- The exercise -
Reproduce the listing below without changes, except that pictures are left out.
____ Material
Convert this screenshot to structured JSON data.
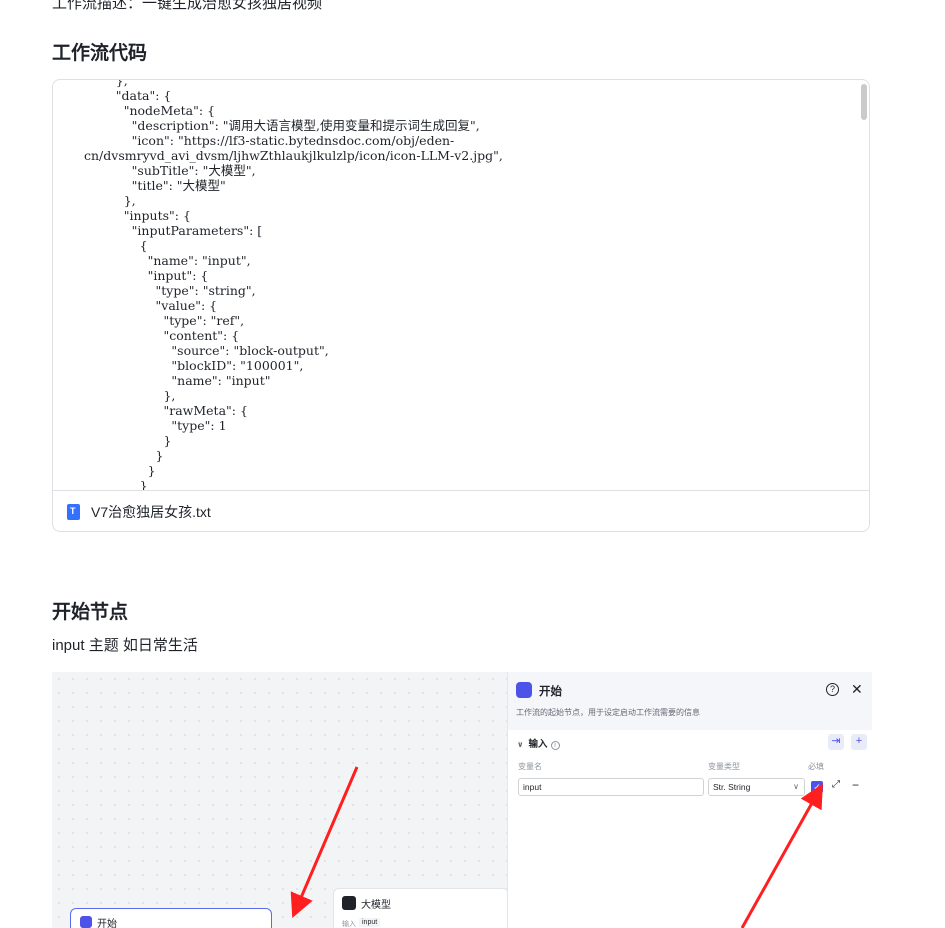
{
  "top_description": "工作流描述：一键生成治愈女孩独居视频",
  "section_code": {
    "title": "工作流代码"
  },
  "code_lines": [
    "        },",
    "        \"data\": {",
    "          \"nodeMeta\": {",
    "            \"description\": \"调用大语言模型,使用变量和提示词生成回复\",",
    "            \"icon\": \"https://lf3-static.bytednsdoc.com/obj/eden-",
    "cn/dvsmryvd_avi_dvsm/ljhwZthlaukjlkulzlp/icon/icon-LLM-v2.jpg\",",
    "            \"subTitle\": \"大模型\",",
    "            \"title\": \"大模型\"",
    "          },",
    "          \"inputs\": {",
    "            \"inputParameters\": [",
    "              {",
    "                \"name\": \"input\",",
    "                \"input\": {",
    "                  \"type\": \"string\",",
    "                  \"value\": {",
    "                    \"type\": \"ref\",",
    "                    \"content\": {",
    "                      \"source\": \"block-output\",",
    "                      \"blockID\": \"100001\",",
    "                      \"name\": \"input\"",
    "                    },",
    "                    \"rawMeta\": {",
    "                      \"type\": 1",
    "                    }",
    "                  }",
    "                }",
    "              }"
  ],
  "attachment": {
    "file_name": "V7治愈独居女孩.txt",
    "icon": "text-file-icon"
  },
  "section_start": {
    "title": "开始节点",
    "text": "input 主题 如日常生活"
  },
  "screenshot": {
    "canvas": {
      "start_node_title": "开始",
      "llm_node_title": "大模型",
      "llm_input_label": "输入",
      "llm_input_chip": "input"
    },
    "panel": {
      "title": "开始",
      "description": "工作流的起始节点，用于设定启动工作流需要的信息",
      "section_label": "输入",
      "col_name": "变量名",
      "col_type": "变量类型",
      "col_required": "必填",
      "name_value": "input",
      "type_value": "Str. String",
      "required_checked": true
    },
    "accent_color": "#4d53e8",
    "arrow_color": "#ff1f1f"
  }
}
________
- Complete output -
Convert this screenshot to structured JSON data.
{
  "top_description": "工作流描述：一键生成治愈女孩独居视频",
  "section_code": {
    "title": "工作流代码"
  },
  "code_lines": [
    "        },",
    "        \"data\": {",
    "          \"nodeMeta\": {",
    "            \"description\": \"调用大语言模型,使用变量和提示词生成回复\",",
    "            \"icon\": \"https://lf3-static.bytednsdoc.com/obj/eden-",
    "cn/dvsmryvd_avi_dvsm/ljhwZthlaukjlkulzlp/icon/icon-LLM-v2.jpg\",",
    "            \"subTitle\": \"大模型\",",
    "            \"title\": \"大模型\"",
    "          },",
    "          \"inputs\": {",
    "            \"inputParameters\": [",
    "              {",
    "                \"name\": \"input\",",
    "                \"input\": {",
    "                  \"type\": \"string\",",
    "                  \"value\": {",
    "                    \"type\": \"ref\",",
    "                    \"content\": {",
    "                      \"source\": \"block-output\",",
    "                      \"blockID\": \"100001\",",
    "                      \"name\": \"input\"",
    "                    },",
    "                    \"rawMeta\": {",
    "                      \"type\": 1",
    "                    }",
    "                  }",
    "                }",
    "              }"
  ],
  "attachment": {
    "file_name": "V7治愈独居女孩.txt",
    "icon": "text-file-icon"
  },
  "section_start": {
    "title": "开始节点",
    "text": "input 主题 如日常生活"
  },
  "screenshot": {
    "canvas": {
      "start_node_title": "开始",
      "llm_node_title": "大模型",
      "llm_input_label": "输入",
      "llm_input_chip": "input"
    },
    "panel": {
      "title": "开始",
      "description": "工作流的起始节点，用于设定启动工作流需要的信息",
      "section_label": "输入",
      "col_name": "变量名",
      "col_type": "变量类型",
      "col_required": "必填",
      "name_value": "input",
      "type_value": "Str. String",
      "required_checked": true
    },
    "accent_color": "#4d53e8",
    "arrow_color": "#ff1f1f"
  }
}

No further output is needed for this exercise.